◆ SET PROBLEM
From the listing below, extract each line containing the string "detached".

(A run of records)

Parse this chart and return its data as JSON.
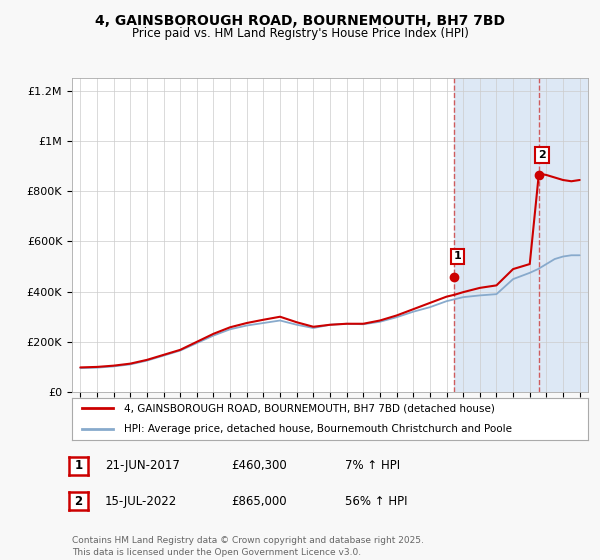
{
  "title": "4, GAINSBOROUGH ROAD, BOURNEMOUTH, BH7 7BD",
  "subtitle": "Price paid vs. HM Land Registry's House Price Index (HPI)",
  "legend_line1": "4, GAINSBOROUGH ROAD, BOURNEMOUTH, BH7 7BD (detached house)",
  "legend_line2": "HPI: Average price, detached house, Bournemouth Christchurch and Poole",
  "annotation1_label": "1",
  "annotation1_date": "21-JUN-2017",
  "annotation1_price": "£460,300",
  "annotation1_hpi": "7% ↑ HPI",
  "annotation2_label": "2",
  "annotation2_date": "15-JUL-2022",
  "annotation2_price": "£865,000",
  "annotation2_hpi": "56% ↑ HPI",
  "footer": "Contains HM Land Registry data © Crown copyright and database right 2025.\nThis data is licensed under the Open Government Licence v3.0.",
  "red_color": "#cc0000",
  "blue_color": "#88aacc",
  "dashed_color": "#cc4444",
  "fig_bg_color": "#f5f5f5",
  "plot_bg_left": "#ffffff",
  "plot_bg_right": "#dde8f5",
  "grid_color": "#cccccc",
  "purchase1_year": 2017.47,
  "purchase1_price": 460300,
  "purchase2_year": 2022.54,
  "purchase2_price": 865000,
  "ylim_max": 1250000,
  "xmin": 1994.5,
  "xmax": 2025.5,
  "hpi_years": [
    1995,
    1996,
    1997,
    1998,
    1999,
    2000,
    2001,
    2002,
    2003,
    2004,
    2005,
    2006,
    2007,
    2008,
    2009,
    2010,
    2011,
    2012,
    2013,
    2014,
    2015,
    2016,
    2017,
    2017.5,
    2018,
    2019,
    2020,
    2021,
    2022,
    2022.5,
    2023,
    2023.5,
    2024,
    2024.5,
    2025
  ],
  "hpi_values": [
    95000,
    97000,
    102000,
    110000,
    125000,
    145000,
    165000,
    195000,
    225000,
    250000,
    265000,
    275000,
    285000,
    268000,
    255000,
    268000,
    272000,
    270000,
    280000,
    298000,
    320000,
    338000,
    362000,
    370000,
    378000,
    385000,
    390000,
    450000,
    475000,
    490000,
    510000,
    530000,
    540000,
    545000,
    545000
  ],
  "red_years": [
    1995,
    1996,
    1997,
    1998,
    1999,
    2000,
    2001,
    2002,
    2003,
    2004,
    2005,
    2006,
    2007,
    2008,
    2009,
    2010,
    2011,
    2012,
    2013,
    2014,
    2015,
    2016,
    2017,
    2017.5,
    2018,
    2019,
    2020,
    2021,
    2022,
    2022.54,
    2022.6,
    2023,
    2023.5,
    2024,
    2024.5,
    2025
  ],
  "red_values": [
    98000,
    100000,
    105000,
    113000,
    128000,
    148000,
    168000,
    200000,
    232000,
    258000,
    275000,
    288000,
    300000,
    278000,
    260000,
    268000,
    272000,
    272000,
    285000,
    305000,
    330000,
    355000,
    380000,
    388000,
    398000,
    415000,
    425000,
    490000,
    510000,
    865000,
    870000,
    865000,
    855000,
    845000,
    840000,
    845000
  ]
}
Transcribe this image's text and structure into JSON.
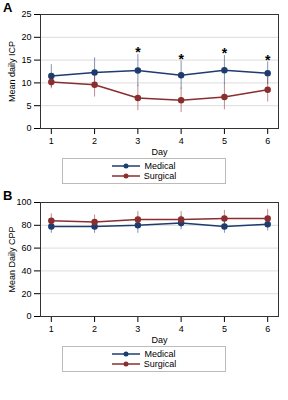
{
  "chart_data": [
    {
      "type": "line",
      "title": "A",
      "x_label": "Day",
      "y_label": "Mean daily ICP",
      "x": [
        1,
        2,
        3,
        4,
        5,
        6
      ],
      "xlim": [
        0.75,
        6.25
      ],
      "xticks": [
        1,
        2,
        3,
        4,
        5,
        6
      ],
      "ylim": [
        0,
        25
      ],
      "yticks": [
        0,
        5,
        10,
        15,
        20,
        25
      ],
      "grid": true,
      "legend": "bottom",
      "marker": "circle",
      "series": [
        {
          "name": "Medical",
          "color": "#1f3c6e",
          "values": [
            11.5,
            12.3,
            12.7,
            11.7,
            12.8,
            12.1
          ],
          "error": [
            2.5,
            3.2,
            3.5,
            3.1,
            3.2,
            2.5
          ]
        },
        {
          "name": "Surgical",
          "color": "#8b2e2e",
          "values": [
            10.2,
            9.6,
            6.7,
            6.2,
            6.9,
            8.5
          ],
          "error": [
            1.5,
            2.7,
            2.8,
            2.7,
            2.8,
            2.7
          ]
        }
      ],
      "annotations": [
        {
          "text": "*",
          "x": 3,
          "y": 16.6
        },
        {
          "text": "*",
          "x": 4,
          "y": 15.2
        },
        {
          "text": "*",
          "x": 5,
          "y": 16.4
        },
        {
          "text": "*",
          "x": 6,
          "y": 15.0
        }
      ]
    },
    {
      "type": "line",
      "title": "B",
      "x_label": "Day",
      "y_label": "Mean Daily CPP",
      "x": [
        1,
        2,
        3,
        4,
        5,
        6
      ],
      "xlim": [
        0.75,
        6.25
      ],
      "xticks": [
        1,
        2,
        3,
        4,
        5,
        6
      ],
      "ylim": [
        0,
        100
      ],
      "yticks": [
        0,
        20,
        40,
        60,
        80,
        100
      ],
      "grid": true,
      "legend": "bottom",
      "marker": "circle",
      "series": [
        {
          "name": "Medical",
          "color": "#1f3c6e",
          "values": [
            79,
            79,
            80,
            82,
            79,
            81
          ],
          "error": [
            6,
            6,
            7,
            6,
            6,
            6
          ]
        },
        {
          "name": "Surgical",
          "color": "#8b2e2e",
          "values": [
            84,
            83,
            85,
            85,
            86,
            86
          ],
          "error": [
            6,
            6,
            7,
            7,
            7,
            8
          ]
        }
      ]
    }
  ]
}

◆ OUTPUT OF THE TASK
  "legend_line1": "4, GAINSBOROUGH ROAD, BOURNEMOUTH, BH7 7BD (detached house)",
  "legend_line2": "HPI: Average price, detached house, Bournemouth Christchurch and Poole",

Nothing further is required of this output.